# Data excerpts
───

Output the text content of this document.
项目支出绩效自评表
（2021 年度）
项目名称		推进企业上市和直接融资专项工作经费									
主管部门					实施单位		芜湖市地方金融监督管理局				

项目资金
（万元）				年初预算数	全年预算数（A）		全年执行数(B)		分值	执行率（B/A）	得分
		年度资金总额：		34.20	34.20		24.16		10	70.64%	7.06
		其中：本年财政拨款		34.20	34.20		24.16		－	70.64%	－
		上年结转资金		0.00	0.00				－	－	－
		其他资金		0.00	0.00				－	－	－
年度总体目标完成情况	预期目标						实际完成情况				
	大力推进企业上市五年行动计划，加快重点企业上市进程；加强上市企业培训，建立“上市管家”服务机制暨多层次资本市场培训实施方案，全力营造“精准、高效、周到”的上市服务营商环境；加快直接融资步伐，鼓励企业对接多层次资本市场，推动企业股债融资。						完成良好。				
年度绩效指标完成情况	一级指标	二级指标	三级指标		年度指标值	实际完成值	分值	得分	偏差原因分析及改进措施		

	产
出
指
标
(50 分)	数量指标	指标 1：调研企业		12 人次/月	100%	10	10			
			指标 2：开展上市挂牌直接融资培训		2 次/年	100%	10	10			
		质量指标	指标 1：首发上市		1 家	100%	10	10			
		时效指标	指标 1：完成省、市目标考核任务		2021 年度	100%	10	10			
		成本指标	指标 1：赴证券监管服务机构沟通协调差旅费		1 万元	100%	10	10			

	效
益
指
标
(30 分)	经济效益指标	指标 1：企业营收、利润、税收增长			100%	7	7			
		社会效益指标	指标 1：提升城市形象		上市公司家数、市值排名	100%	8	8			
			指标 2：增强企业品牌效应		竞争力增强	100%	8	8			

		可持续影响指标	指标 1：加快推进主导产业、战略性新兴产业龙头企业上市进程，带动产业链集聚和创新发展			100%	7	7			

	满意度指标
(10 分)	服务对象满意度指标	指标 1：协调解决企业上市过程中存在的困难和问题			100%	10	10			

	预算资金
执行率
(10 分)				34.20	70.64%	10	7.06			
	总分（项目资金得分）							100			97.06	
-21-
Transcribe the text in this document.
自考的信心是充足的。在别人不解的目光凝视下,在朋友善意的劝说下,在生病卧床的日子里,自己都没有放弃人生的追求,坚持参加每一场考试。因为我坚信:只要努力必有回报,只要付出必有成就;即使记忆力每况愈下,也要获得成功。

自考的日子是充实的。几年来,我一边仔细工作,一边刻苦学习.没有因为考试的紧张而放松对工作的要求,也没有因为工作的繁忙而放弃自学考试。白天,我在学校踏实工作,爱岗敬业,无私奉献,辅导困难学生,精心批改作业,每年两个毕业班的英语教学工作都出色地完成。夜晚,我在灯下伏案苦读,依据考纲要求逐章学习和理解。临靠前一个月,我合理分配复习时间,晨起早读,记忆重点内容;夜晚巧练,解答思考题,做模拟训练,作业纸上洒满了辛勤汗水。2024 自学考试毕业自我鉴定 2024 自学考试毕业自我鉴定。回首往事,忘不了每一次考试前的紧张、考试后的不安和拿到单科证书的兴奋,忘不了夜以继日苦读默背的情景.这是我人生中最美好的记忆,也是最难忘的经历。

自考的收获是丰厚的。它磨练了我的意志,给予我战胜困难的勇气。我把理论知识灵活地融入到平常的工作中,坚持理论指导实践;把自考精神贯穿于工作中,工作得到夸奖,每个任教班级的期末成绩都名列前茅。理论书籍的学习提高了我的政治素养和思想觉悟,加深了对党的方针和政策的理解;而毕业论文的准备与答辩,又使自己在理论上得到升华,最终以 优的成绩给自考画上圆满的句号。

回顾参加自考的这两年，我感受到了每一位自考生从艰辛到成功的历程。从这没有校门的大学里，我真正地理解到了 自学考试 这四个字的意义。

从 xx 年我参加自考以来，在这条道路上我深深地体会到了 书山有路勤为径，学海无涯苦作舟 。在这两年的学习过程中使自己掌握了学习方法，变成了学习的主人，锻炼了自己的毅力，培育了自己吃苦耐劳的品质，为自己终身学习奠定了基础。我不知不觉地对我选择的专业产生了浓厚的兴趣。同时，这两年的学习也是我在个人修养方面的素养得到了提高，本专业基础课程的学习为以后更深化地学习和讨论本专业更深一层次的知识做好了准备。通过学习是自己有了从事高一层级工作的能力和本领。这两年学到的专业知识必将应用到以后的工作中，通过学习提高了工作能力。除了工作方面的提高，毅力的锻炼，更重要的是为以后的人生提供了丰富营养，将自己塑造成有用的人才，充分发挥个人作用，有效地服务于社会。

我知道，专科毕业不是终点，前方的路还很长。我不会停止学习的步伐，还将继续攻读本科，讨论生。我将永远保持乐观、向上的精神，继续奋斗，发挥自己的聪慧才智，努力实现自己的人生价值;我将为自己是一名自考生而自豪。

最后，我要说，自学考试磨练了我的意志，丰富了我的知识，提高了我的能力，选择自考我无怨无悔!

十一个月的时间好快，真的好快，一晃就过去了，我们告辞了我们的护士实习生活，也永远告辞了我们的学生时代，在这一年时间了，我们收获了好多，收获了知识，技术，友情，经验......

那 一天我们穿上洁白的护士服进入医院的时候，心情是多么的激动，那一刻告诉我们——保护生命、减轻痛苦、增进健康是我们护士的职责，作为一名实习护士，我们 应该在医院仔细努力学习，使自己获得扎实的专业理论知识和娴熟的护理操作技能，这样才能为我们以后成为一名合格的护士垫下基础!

───

# Objective
Each entry above is to be quoted exactly.

# Solution to this task
Output the text content of this document.
项目支出绩效自评表
（2021 年度）
项目名称		推进企业上市和直接融资专项工作经费									
主管部门					实施单位		芜湖市地方金融监督管理局				

项目资金
（万元）				年初预算数	全年预算数（A）		全年执行数(B)		分值	执行率（B/A）	得分
		年度资金总额：		34.20	34.20		24.16		10	70.64%	7.06
		其中：本年财政拨款		34.20	34.20		24.16		－	70.64%	－
		上年结转资金		0.00	0.00				－	－	－
		其他资金		0.00	0.00				－	－	－
年度总体目标完成情况	预期目标						实际完成情况				
	大力推进企业上市五年行动计划，加快重点企业上市进程；加强上市企业培训，建立“上市管家”服务机制暨多层次资本市场培训实施方案，全力营造“精准、高效、周到”的上市服务营商环境；加快直接融资步伐，鼓励企业对接多层次资本市场，推动企业股债融资。						完成良好。				
年度绩效指标完成情况	一级指标	二级指标	三级指标		年度指标值	实际完成值	分值	得分	偏差原因分析及改进措施		

	产
出
指
标
(50 分)	数量指标	指标 1：调研企业		12 人次/月	100%	10	10			
			指标 2：开展上市挂牌直接融资培训		2 次/年	100%	10	10			
		质量指标	指标 1：首发上市		1 家	100%	10	10			
		时效指标	指标 1：完成省、市目标考核任务		2021 年度	100%	10	10			
		成本指标	指标 1：赴证券监管服务机构沟通协调差旅费		1 万元	100%	10	10			

	效
益
指
标
(30 分)	经济效益指标	指标 1：企业营收、利润、税收增长			100%	7	7			
		社会效益指标	指标 1：提升城市形象		上市公司家数、市值排名	100%	8	8			
			指标 2：增强企业品牌效应		竞争力增强	100%	8	8			

		可持续影响指标	指标 1：加快推进主导产业、战略性新兴产业龙头企业上市进程，带动产业链集聚和创新发展			100%	7	7			

	满意度指标
(10 分)	服务对象满意度指标	指标 1：协调解决企业上市过程中存在的困难和问题			100%	10	10			

	预算资金
执行率
(10 分)				34.20	70.64%	10	7.06			
	总分（项目资金得分）							100			97.06	
-21-
Transcribe the text in this document.
自考的信心是充足的。在别人不解的目光凝视下,在朋友善意的劝说下,在生病卧床的日子里,自己都没有放弃人生的追求,坚持参加每一场考试。因为我坚信:只要努力必有回报,只要付出必有成就;即使记忆力每况愈下,也要获得成功。

自考的日子是充实的。几年来,我一边仔细工作,一边刻苦学习.没有因为考试的紧张而放松对工作的要求,也没有因为工作的繁忙而放弃自学考试。白天,我在学校踏实工作,爱岗敬业,无私奉献,辅导困难学生,精心批改作业,每年两个毕业班的英语教学工作都出色地完成。夜晚,我在灯下伏案苦读,依据考纲要求逐章学习和理解。临靠前一个月,我合理分配复习时间,晨起早读,记忆重点内容;夜晚巧练,解答思考题,做模拟训练,作业纸上洒满了辛勤汗水。2024 自学考试毕业自我鉴定 2024 自学考试毕业自我鉴定。回首往事,忘不了每一次考试前的紧张、考试后的不安和拿到单科证书的兴奋,忘不了夜以继日苦读默背的情景.这是我人生中最美好的记忆,也是最难忘的经历。

自考的收获是丰厚的。它磨练了我的意志,给予我战胜困难的勇气。我把理论知识灵活地融入到平常的工作中,坚持理论指导实践;把自考精神贯穿于工作中,工作得到夸奖,每个任教班级的期末成绩都名列前茅。理论书籍的学习提高了我的政治素养和思想觉悟,加深了对党的方针和政策的理解;而毕业论文的准备与答辩,又使自己在理论上得到升华,最终以 优的成绩给自考画上圆满的句号。

回顾参加自考的这两年，我感受到了每一位自考生从艰辛到成功的历程。从这没有校门的大学里，我真正地理解到了 自学考试 这四个字的意义。

从 xx 年我参加自考以来，在这条道路上我深深地体会到了 书山有路勤为径，学海无涯苦作舟 。在这两年的学习过程中使自己掌握了学习方法，变成了学习的主人，锻炼了自己的毅力，培育了自己吃苦耐劳的品质，为自己终身学习奠定了基础。我不知不觉地对我选择的专业产生了浓厚的兴趣。同时，这两年的学习也是我在个人修养方面的素养得到了提高，本专业基础课程的学习为以后更深化地学习和讨论本专业更深一层次的知识做好了准备。通过学习是自己有了从事高一层级工作的能力和本领。这两年学到的专业知识必将应用到以后的工作中，通过学习提高了工作能力。除了工作方面的提高，毅力的锻炼，更重要的是为以后的人生提供了丰富营养，将自己塑造成有用的人才，充分发挥个人作用，有效地服务于社会。

我知道，专科毕业不是终点，前方的路还很长。我不会停止学习的步伐，还将继续攻读本科，讨论生。我将永远保持乐观、向上的精神，继续奋斗，发挥自己的聪慧才智，努力实现自己的人生价值;我将为自己是一名自考生而自豪。

最后，我要说，自学考试磨练了我的意志，丰富了我的知识，提高了我的能力，选择自考我无怨无悔!

十一个月的时间好快，真的好快，一晃就过去了，我们告辞了我们的护士实习生活，也永远告辞了我们的学生时代，在这一年时间了，我们收获了好多，收获了知识，技术，友情，经验......

那 一天我们穿上洁白的护士服进入医院的时候，心情是多么的激动，那一刻告诉我们——保护生命、减轻痛苦、增进健康是我们护士的职责，作为一名实习护士，我们 应该在医院仔细努力学习，使自己获得扎实的专业理论知识和娴熟的护理操作技能，这样才能为我们以后成为一名合格的护士垫下基础!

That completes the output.